══ Exercise data

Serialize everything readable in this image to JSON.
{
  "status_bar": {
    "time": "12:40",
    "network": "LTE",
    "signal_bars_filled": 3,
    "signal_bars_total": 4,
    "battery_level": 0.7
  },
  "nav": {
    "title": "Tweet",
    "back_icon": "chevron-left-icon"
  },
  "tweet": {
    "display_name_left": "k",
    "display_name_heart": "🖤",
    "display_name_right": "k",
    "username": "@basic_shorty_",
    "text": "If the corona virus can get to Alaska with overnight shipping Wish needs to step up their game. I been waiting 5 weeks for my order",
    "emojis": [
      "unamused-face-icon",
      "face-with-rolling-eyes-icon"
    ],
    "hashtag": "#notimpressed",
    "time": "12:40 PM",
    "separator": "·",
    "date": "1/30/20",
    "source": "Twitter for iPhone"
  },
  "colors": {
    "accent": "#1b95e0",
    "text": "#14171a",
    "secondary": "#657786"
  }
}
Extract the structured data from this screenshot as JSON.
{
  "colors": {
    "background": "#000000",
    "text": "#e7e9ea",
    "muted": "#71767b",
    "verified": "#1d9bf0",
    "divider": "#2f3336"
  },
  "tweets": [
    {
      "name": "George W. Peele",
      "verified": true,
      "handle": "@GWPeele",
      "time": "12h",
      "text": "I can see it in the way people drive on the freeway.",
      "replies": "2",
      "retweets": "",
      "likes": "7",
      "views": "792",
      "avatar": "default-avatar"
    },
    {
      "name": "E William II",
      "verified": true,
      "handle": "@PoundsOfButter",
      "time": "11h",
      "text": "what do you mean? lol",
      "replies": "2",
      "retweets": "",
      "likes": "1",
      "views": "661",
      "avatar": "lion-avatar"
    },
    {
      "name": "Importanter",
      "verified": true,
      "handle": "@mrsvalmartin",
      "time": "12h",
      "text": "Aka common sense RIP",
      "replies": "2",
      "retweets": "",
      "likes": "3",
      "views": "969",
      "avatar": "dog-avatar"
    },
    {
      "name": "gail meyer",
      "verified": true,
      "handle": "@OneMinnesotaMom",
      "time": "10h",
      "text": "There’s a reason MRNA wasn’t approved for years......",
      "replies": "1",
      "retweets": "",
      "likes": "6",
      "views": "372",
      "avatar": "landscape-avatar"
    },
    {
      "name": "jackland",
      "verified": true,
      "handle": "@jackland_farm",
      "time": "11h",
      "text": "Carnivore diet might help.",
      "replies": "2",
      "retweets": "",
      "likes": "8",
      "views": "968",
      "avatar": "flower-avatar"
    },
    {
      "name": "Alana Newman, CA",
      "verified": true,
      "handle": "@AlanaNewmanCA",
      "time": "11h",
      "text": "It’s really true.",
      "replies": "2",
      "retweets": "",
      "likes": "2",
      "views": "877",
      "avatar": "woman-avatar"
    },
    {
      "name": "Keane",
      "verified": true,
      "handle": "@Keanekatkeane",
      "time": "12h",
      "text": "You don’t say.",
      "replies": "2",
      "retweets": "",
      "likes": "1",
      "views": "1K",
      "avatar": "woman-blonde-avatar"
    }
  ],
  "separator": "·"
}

════

**Requirement**
The data should be transcribed exactly, line for line.

**Reply to the task**
Serialize everything readable in this image to JSON.
{
  "status_bar": {
    "time": "12:40",
    "network": "LTE",
    "signal_bars_filled": 3,
    "signal_bars_total": 4,
    "battery_level": 0.7
  },
  "nav": {
    "title": "Tweet",
    "back_icon": "chevron-left-icon"
  },
  "tweet": {
    "display_name_left": "k",
    "display_name_heart": "🖤",
    "display_name_right": "k",
    "username": "@basic_shorty_",
    "text": "If the corona virus can get to Alaska with overnight shipping Wish needs to step up their game. I been waiting 5 weeks for my order",
    "emojis": [
      "unamused-face-icon",
      "face-with-rolling-eyes-icon"
    ],
    "hashtag": "#notimpressed",
    "time": "12:40 PM",
    "separator": "·",
    "date": "1/30/20",
    "source": "Twitter for iPhone"
  },
  "colors": {
    "accent": "#1b95e0",
    "text": "#14171a",
    "secondary": "#657786"
  }
}
Extract the structured data from this screenshot as JSON.
{
  "colors": {
    "background": "#000000",
    "text": "#e7e9ea",
    "muted": "#71767b",
    "verified": "#1d9bf0",
    "divider": "#2f3336"
  },
  "tweets": [
    {
      "name": "George W. Peele",
      "verified": true,
      "handle": "@GWPeele",
      "time": "12h",
      "text": "I can see it in the way people drive on the freeway.",
      "replies": "2",
      "retweets": "",
      "likes": "7",
      "views": "792",
      "avatar": "default-avatar"
    },
    {
      "name": "E William II",
      "verified": true,
      "handle": "@PoundsOfButter",
      "time": "11h",
      "text": "what do you mean? lol",
      "replies": "2",
      "retweets": "",
      "likes": "1",
      "views": "661",
      "avatar": "lion-avatar"
    },
    {
      "name": "Importanter",
      "verified": true,
      "handle": "@mrsvalmartin",
      "time": "12h",
      "text": "Aka common sense RIP",
      "replies": "2",
      "retweets": "",
      "likes": "3",
      "views": "969",
      "avatar": "dog-avatar"
    },
    {
      "name": "gail meyer",
      "verified": true,
      "handle": "@OneMinnesotaMom",
      "time": "10h",
      "text": "There’s a reason MRNA wasn’t approved for years......",
      "replies": "1",
      "retweets": "",
      "likes": "6",
      "views": "372",
      "avatar": "landscape-avatar"
    },
    {
      "name": "jackland",
      "verified": true,
      "handle": "@jackland_farm",
      "time": "11h",
      "text": "Carnivore diet might help.",
      "replies": "2",
      "retweets": "",
      "likes": "8",
      "views": "968",
      "avatar": "flower-avatar"
    },
    {
      "name": "Alana Newman, CA",
      "verified": true,
      "handle": "@AlanaNewmanCA",
      "time": "11h",
      "text": "It’s really true.",
      "replies": "2",
      "retweets": "",
      "likes": "2",
      "views": "877",
      "avatar": "woman-avatar"
    },
    {
      "name": "Keane",
      "verified": true,
      "handle": "@Keanekatkeane",
      "time": "12h",
      "text": "You don’t say.",
      "replies": "2",
      "retweets": "",
      "likes": "1",
      "views": "1K",
      "avatar": "woman-blonde-avatar"
    }
  ],
  "separator": "·"
}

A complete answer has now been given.